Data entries
··········

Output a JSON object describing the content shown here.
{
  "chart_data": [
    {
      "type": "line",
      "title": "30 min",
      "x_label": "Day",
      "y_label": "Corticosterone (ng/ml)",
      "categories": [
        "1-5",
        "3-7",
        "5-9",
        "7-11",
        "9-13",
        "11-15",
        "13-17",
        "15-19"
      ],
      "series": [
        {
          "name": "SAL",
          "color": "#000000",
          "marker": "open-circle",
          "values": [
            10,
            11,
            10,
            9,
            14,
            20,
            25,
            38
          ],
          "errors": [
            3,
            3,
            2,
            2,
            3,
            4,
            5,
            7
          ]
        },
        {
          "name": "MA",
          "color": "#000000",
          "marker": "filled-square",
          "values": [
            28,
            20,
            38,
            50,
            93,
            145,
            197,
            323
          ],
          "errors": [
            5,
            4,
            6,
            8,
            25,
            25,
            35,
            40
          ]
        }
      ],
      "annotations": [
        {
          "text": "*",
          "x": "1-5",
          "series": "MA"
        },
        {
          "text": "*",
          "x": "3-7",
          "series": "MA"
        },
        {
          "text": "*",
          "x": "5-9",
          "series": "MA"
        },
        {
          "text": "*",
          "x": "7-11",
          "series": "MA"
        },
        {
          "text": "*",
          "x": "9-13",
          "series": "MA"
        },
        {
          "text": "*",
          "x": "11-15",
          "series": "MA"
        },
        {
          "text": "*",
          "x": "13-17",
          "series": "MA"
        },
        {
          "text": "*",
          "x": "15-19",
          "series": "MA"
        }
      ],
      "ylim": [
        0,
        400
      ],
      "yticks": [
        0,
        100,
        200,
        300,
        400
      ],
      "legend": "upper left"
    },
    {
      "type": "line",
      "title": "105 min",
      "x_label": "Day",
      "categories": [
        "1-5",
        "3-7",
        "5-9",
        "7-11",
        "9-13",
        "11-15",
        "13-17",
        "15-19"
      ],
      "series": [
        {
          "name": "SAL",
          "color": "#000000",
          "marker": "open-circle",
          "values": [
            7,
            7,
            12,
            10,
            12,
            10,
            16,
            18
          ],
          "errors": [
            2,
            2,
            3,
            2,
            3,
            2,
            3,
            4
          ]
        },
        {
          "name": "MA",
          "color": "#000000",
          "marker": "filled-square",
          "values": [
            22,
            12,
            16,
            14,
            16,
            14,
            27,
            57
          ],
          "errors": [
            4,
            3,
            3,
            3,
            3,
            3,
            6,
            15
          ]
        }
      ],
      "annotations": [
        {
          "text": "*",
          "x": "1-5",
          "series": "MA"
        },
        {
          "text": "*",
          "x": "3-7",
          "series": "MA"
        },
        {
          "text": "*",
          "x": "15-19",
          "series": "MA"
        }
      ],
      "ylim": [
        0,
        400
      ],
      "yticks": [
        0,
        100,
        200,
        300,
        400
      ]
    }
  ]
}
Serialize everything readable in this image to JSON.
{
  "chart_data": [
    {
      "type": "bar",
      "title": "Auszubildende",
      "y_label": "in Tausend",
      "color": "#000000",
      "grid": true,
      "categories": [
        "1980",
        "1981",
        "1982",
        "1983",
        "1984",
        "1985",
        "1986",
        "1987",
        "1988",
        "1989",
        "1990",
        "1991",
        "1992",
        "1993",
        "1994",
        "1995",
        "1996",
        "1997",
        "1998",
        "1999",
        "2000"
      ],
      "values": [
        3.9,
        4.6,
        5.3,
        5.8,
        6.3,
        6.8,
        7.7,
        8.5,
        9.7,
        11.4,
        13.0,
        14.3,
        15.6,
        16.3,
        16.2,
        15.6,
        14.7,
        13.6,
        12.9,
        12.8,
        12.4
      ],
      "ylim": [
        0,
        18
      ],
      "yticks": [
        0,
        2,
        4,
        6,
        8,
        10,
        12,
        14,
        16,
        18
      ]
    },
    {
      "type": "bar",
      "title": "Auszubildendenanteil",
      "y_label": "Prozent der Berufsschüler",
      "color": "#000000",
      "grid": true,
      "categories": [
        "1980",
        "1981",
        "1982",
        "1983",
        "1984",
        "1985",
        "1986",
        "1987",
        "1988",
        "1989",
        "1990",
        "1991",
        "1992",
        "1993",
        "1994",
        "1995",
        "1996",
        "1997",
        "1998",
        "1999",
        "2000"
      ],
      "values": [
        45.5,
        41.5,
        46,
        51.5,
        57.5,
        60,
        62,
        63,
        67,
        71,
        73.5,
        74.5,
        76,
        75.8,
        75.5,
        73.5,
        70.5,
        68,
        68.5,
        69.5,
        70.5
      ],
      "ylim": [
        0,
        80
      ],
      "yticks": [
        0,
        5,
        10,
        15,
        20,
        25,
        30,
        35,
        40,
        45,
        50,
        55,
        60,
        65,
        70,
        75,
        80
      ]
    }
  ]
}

··········

• _Work to complete_:
Write out the entries above once more, without altering anything.

• _Solved exercise_:
Output a JSON object describing the content shown here.
{
  "chart_data": [
    {
      "type": "line",
      "title": "30 min",
      "x_label": "Day",
      "y_label": "Corticosterone (ng/ml)",
      "categories": [
        "1-5",
        "3-7",
        "5-9",
        "7-11",
        "9-13",
        "11-15",
        "13-17",
        "15-19"
      ],
      "series": [
        {
          "name": "SAL",
          "color": "#000000",
          "marker": "open-circle",
          "values": [
            10,
            11,
            10,
            9,
            14,
            20,
            25,
            38
          ],
          "errors": [
            3,
            3,
            2,
            2,
            3,
            4,
            5,
            7
          ]
        },
        {
          "name": "MA",
          "color": "#000000",
          "marker": "filled-square",
          "values": [
            28,
            20,
            38,
            50,
            93,
            145,
            197,
            323
          ],
          "errors": [
            5,
            4,
            6,
            8,
            25,
            25,
            35,
            40
          ]
        }
      ],
      "annotations": [
        {
          "text": "*",
          "x": "1-5",
          "series": "MA"
        },
        {
          "text": "*",
          "x": "3-7",
          "series": "MA"
        },
        {
          "text": "*",
          "x": "5-9",
          "series": "MA"
        },
        {
          "text": "*",
          "x": "7-11",
          "series": "MA"
        },
        {
          "text": "*",
          "x": "9-13",
          "series": "MA"
        },
        {
          "text": "*",
          "x": "11-15",
          "series": "MA"
        },
        {
          "text": "*",
          "x": "13-17",
          "series": "MA"
        },
        {
          "text": "*",
          "x": "15-19",
          "series": "MA"
        }
      ],
      "ylim": [
        0,
        400
      ],
      "yticks": [
        0,
        100,
        200,
        300,
        400
      ],
      "legend": "upper left"
    },
    {
      "type": "line",
      "title": "105 min",
      "x_label": "Day",
      "categories": [
        "1-5",
        "3-7",
        "5-9",
        "7-11",
        "9-13",
        "11-15",
        "13-17",
        "15-19"
      ],
      "series": [
        {
          "name": "SAL",
          "color": "#000000",
          "marker": "open-circle",
          "values": [
            7,
            7,
            12,
            10,
            12,
            10,
            16,
            18
          ],
          "errors": [
            2,
            2,
            3,
            2,
            3,
            2,
            3,
            4
          ]
        },
        {
          "name": "MA",
          "color": "#000000",
          "marker": "filled-square",
          "values": [
            22,
            12,
            16,
            14,
            16,
            14,
            27,
            57
          ],
          "errors": [
            4,
            3,
            3,
            3,
            3,
            3,
            6,
            15
          ]
        }
      ],
      "annotations": [
        {
          "text": "*",
          "x": "1-5",
          "series": "MA"
        },
        {
          "text": "*",
          "x": "3-7",
          "series": "MA"
        },
        {
          "text": "*",
          "x": "15-19",
          "series": "MA"
        }
      ],
      "ylim": [
        0,
        400
      ],
      "yticks": [
        0,
        100,
        200,
        300,
        400
      ]
    }
  ]
}
Serialize everything readable in this image to JSON.
{
  "chart_data": [
    {
      "type": "bar",
      "title": "Auszubildende",
      "y_label": "in Tausend",
      "color": "#000000",
      "grid": true,
      "categories": [
        "1980",
        "1981",
        "1982",
        "1983",
        "1984",
        "1985",
        "1986",
        "1987",
        "1988",
        "1989",
        "1990",
        "1991",
        "1992",
        "1993",
        "1994",
        "1995",
        "1996",
        "1997",
        "1998",
        "1999",
        "2000"
      ],
      "values": [
        3.9,
        4.6,
        5.3,
        5.8,
        6.3,
        6.8,
        7.7,
        8.5,
        9.7,
        11.4,
        13.0,
        14.3,
        15.6,
        16.3,
        16.2,
        15.6,
        14.7,
        13.6,
        12.9,
        12.8,
        12.4
      ],
      "ylim": [
        0,
        18
      ],
      "yticks": [
        0,
        2,
        4,
        6,
        8,
        10,
        12,
        14,
        16,
        18
      ]
    },
    {
      "type": "bar",
      "title": "Auszubildendenanteil",
      "y_label": "Prozent der Berufsschüler",
      "color": "#000000",
      "grid": true,
      "categories": [
        "1980",
        "1981",
        "1982",
        "1983",
        "1984",
        "1985",
        "1986",
        "1987",
        "1988",
        "1989",
        "1990",
        "1991",
        "1992",
        "1993",
        "1994",
        "1995",
        "1996",
        "1997",
        "1998",
        "1999",
        "2000"
      ],
      "values": [
        45.5,
        41.5,
        46,
        51.5,
        57.5,
        60,
        62,
        63,
        67,
        71,
        73.5,
        74.5,
        76,
        75.8,
        75.5,
        73.5,
        70.5,
        68,
        68.5,
        69.5,
        70.5
      ],
      "ylim": [
        0,
        80
      ],
      "yticks": [
        0,
        5,
        10,
        15,
        20,
        25,
        30,
        35,
        40,
        45,
        50,
        55,
        60,
        65,
        70,
        75,
        80
      ]
    }
  ]
}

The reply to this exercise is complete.